- INPUT ROWS
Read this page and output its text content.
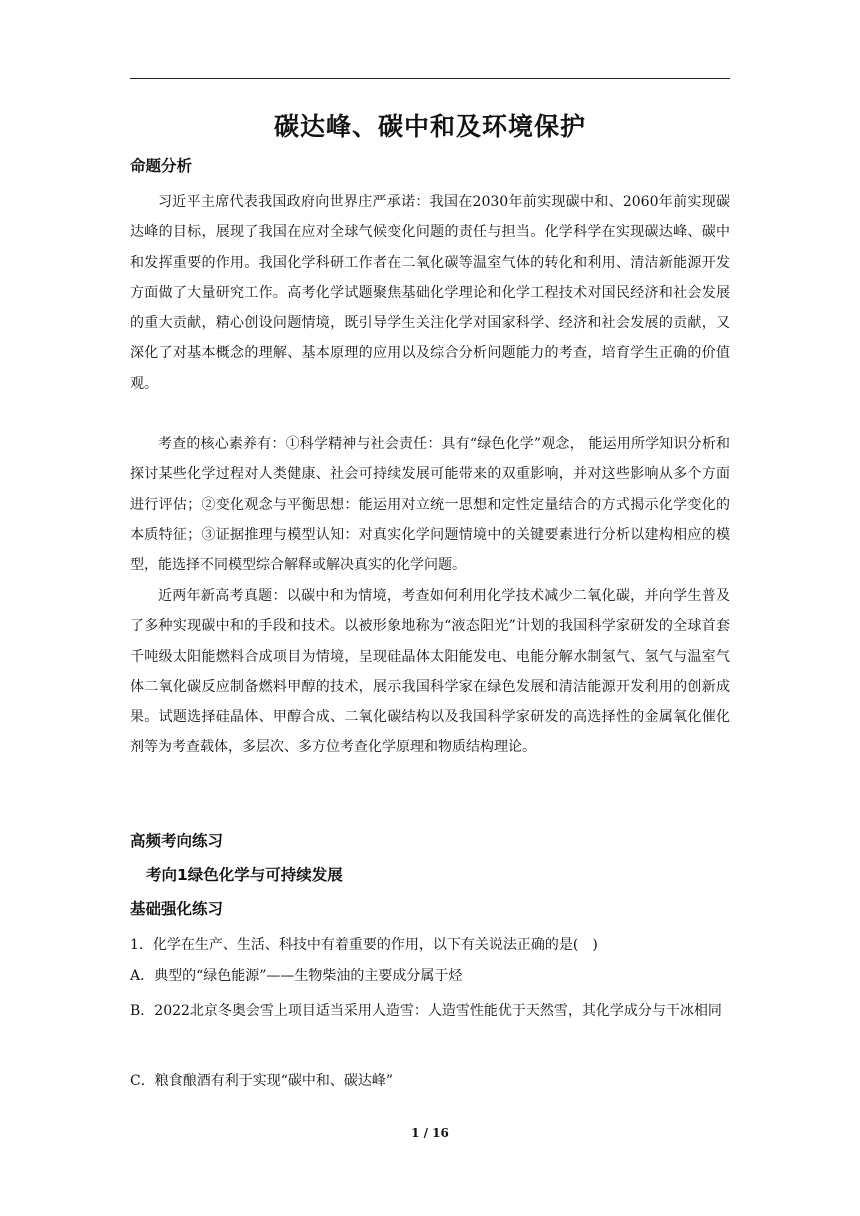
碳达峰、碳中和及环境保护
命题分析

习近平主席代表我国政府向世界庄严承诺：我国在2030年前实现碳中和、2060年前实现碳达峰的目标，展现了我国在应对全球气候变化问题的责任与担当。化学科学在实现碳达峰、碳中和发挥重要的作用。我国化学科研工作者在二氧化碳等温室气体的转化和利用、清洁新能源开发方面做了大量研究工作。高考化学试题聚焦基础化学理论和化学工程技术对国民经济和社会发展的重大贡献，精心创设问题情境，既引导学生关注化学对国家科学、经济和社会发展的贡献，又深化了对基本概念的理解、基本原理的应用以及综合分析问题能力的考查，培育学生正确的价值观。

考查的核心素养有：①科学精神与社会责任：具有“绿色化学”观念， 能运用所学知识分析和探讨某些化学过程对人类健康、社会可持续发展可能带来的双重影响，并对这些影响从多个方面进行评估；②变化观念与平衡思想：能运用对立统一思想和定性定量结合的方式揭示化学变化的本质特征；③证据推理与模型认知：对真实化学问题情境中的关键要素进行分析以建构相应的模型，能选择不同模型综合解释或解决真实的化学问题。

近两年新高考真题：以碳中和为情境，考查如何利用化学技术减少二氧化碳，并向学生普及了多种实现碳中和的手段和技术。以被形象地称为“液态阳光”计划的我国科学家研发的全球首套千吨级太阳能燃料合成项目为情境，呈现硅晶体太阳能发电、电能分解水制氢气、氢气与温室气体二氧化碳反应制备燃料甲醇的技术，展示我国科学家在绿色发展和清洁能源开发利用的创新成果。试题选择硅晶体、甲醇合成、二氧化碳结构以及我国科学家研发的高选择性的金属氧化催化剂等为考查载体，多层次、多方位考查化学原理和物质结构理论。

高频考向练习
考向1绿色化学与可持续发展
基础强化练习

1．化学在生产、生活、科技中有着重要的作用，以下有关说法正确的是(　)

A．典型的“绿色能源”——生物柴油的主要成分属于烃

B．2022北京冬奥会雪上项目适当采用人造雪：人造雪性能优于天然雪，其化学成分与干冰相同

C．粮食酿酒有利于实现“碳中和、碳达峰”

1 / 16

- WHAT TO WORK ON
Return the entries unchanged, save for the pictures, which do not belong in the copy.

- OUTPUT FOR THIS EXERCISE
Read this page and output its text content.
碳达峰、碳中和及环境保护
命题分析

习近平主席代表我国政府向世界庄严承诺：我国在2030年前实现碳中和、2060年前实现碳达峰的目标，展现了我国在应对全球气候变化问题的责任与担当。化学科学在实现碳达峰、碳中和发挥重要的作用。我国化学科研工作者在二氧化碳等温室气体的转化和利用、清洁新能源开发方面做了大量研究工作。高考化学试题聚焦基础化学理论和化学工程技术对国民经济和社会发展的重大贡献，精心创设问题情境，既引导学生关注化学对国家科学、经济和社会发展的贡献，又深化了对基本概念的理解、基本原理的应用以及综合分析问题能力的考查，培育学生正确的价值观。

考查的核心素养有：①科学精神与社会责任：具有“绿色化学”观念， 能运用所学知识分析和探讨某些化学过程对人类健康、社会可持续发展可能带来的双重影响，并对这些影响从多个方面进行评估；②变化观念与平衡思想：能运用对立统一思想和定性定量结合的方式揭示化学变化的本质特征；③证据推理与模型认知：对真实化学问题情境中的关键要素进行分析以建构相应的模型，能选择不同模型综合解释或解决真实的化学问题。

近两年新高考真题：以碳中和为情境，考查如何利用化学技术减少二氧化碳，并向学生普及了多种实现碳中和的手段和技术。以被形象地称为“液态阳光”计划的我国科学家研发的全球首套千吨级太阳能燃料合成项目为情境，呈现硅晶体太阳能发电、电能分解水制氢气、氢气与温室气体二氧化碳反应制备燃料甲醇的技术，展示我国科学家在绿色发展和清洁能源开发利用的创新成果。试题选择硅晶体、甲醇合成、二氧化碳结构以及我国科学家研发的高选择性的金属氧化催化剂等为考查载体，多层次、多方位考查化学原理和物质结构理论。

高频考向练习
考向1绿色化学与可持续发展
基础强化练习

1．化学在生产、生活、科技中有着重要的作用，以下有关说法正确的是(　)

A．典型的“绿色能源”——生物柴油的主要成分属于烃

B．2022北京冬奥会雪上项目适当采用人造雪：人造雪性能优于天然雪，其化学成分与干冰相同

C．粮食酿酒有利于实现“碳中和、碳达峰”

1 / 16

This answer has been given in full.